## [CHALLENGE]
Restate the material word for word and leave out anything that is a picture.

-- -- --

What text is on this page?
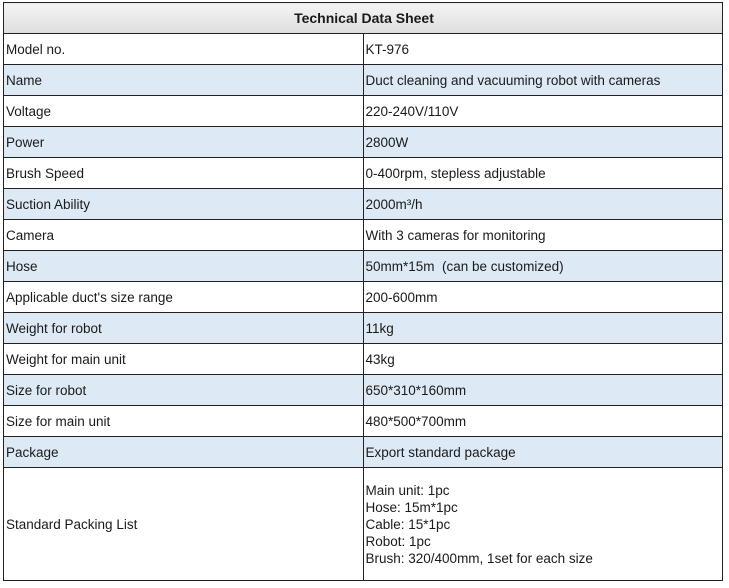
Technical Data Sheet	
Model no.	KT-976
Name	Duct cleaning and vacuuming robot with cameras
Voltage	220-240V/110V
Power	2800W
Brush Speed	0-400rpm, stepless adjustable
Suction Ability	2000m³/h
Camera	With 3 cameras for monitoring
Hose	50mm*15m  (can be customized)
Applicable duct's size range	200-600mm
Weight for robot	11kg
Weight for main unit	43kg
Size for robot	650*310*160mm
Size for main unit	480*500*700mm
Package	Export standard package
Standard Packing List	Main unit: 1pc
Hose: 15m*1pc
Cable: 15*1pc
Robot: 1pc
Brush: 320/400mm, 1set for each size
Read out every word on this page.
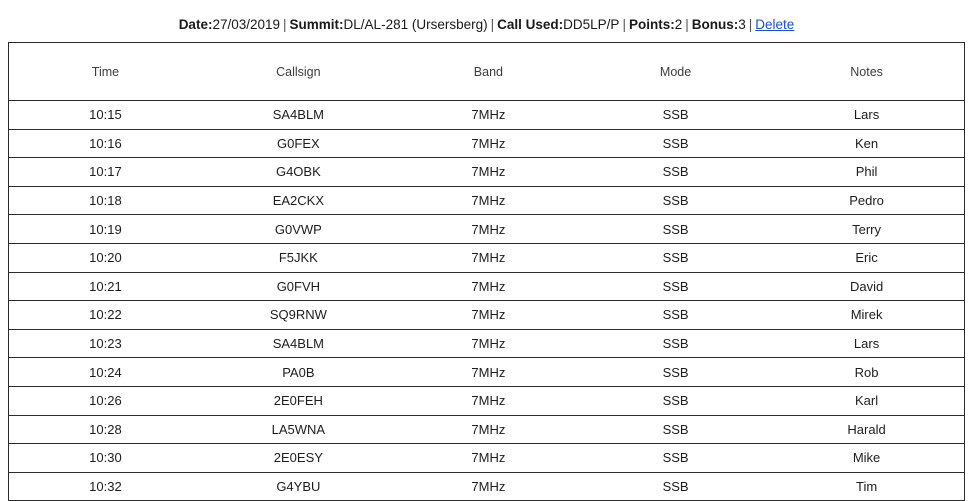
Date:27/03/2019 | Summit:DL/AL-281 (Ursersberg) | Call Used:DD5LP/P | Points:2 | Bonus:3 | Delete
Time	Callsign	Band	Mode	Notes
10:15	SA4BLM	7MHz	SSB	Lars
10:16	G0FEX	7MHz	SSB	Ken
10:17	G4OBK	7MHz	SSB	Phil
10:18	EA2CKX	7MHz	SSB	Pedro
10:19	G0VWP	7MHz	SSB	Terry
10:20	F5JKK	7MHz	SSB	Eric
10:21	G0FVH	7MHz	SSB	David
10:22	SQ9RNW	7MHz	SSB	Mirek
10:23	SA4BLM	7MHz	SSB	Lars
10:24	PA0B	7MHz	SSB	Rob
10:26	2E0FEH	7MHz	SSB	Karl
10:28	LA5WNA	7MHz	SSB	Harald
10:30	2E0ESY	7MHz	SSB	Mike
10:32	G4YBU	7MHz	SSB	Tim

-- -- --

## [COMPLETE OUTPUT]
What text is on this page?
Technical Data Sheet	
Model no.	KT-976
Name	Duct cleaning and vacuuming robot with cameras
Voltage	220-240V/110V
Power	2800W
Brush Speed	0-400rpm, stepless adjustable
Suction Ability	2000m³/h
Camera	With 3 cameras for monitoring
Hose	50mm*15m  (can be customized)
Applicable duct's size range	200-600mm
Weight for robot	11kg
Weight for main unit	43kg
Size for robot	650*310*160mm
Size for main unit	480*500*700mm
Package	Export standard package
Standard Packing List	Main unit: 1pc
Hose: 15m*1pc
Cable: 15*1pc
Robot: 1pc
Brush: 320/400mm, 1set for each size
Read out every word on this page.
Date:27/03/2019 | Summit:DL/AL-281 (Ursersberg) | Call Used:DD5LP/P | Points:2 | Bonus:3 | Delete
Time	Callsign	Band	Mode	Notes
10:15	SA4BLM	7MHz	SSB	Lars
10:16	G0FEX	7MHz	SSB	Ken
10:17	G4OBK	7MHz	SSB	Phil
10:18	EA2CKX	7MHz	SSB	Pedro
10:19	G0VWP	7MHz	SSB	Terry
10:20	F5JKK	7MHz	SSB	Eric
10:21	G0FVH	7MHz	SSB	David
10:22	SQ9RNW	7MHz	SSB	Mirek
10:23	SA4BLM	7MHz	SSB	Lars
10:24	PA0B	7MHz	SSB	Rob
10:26	2E0FEH	7MHz	SSB	Karl
10:28	LA5WNA	7MHz	SSB	Harald
10:30	2E0ESY	7MHz	SSB	Mike
10:32	G4YBU	7MHz	SSB	Tim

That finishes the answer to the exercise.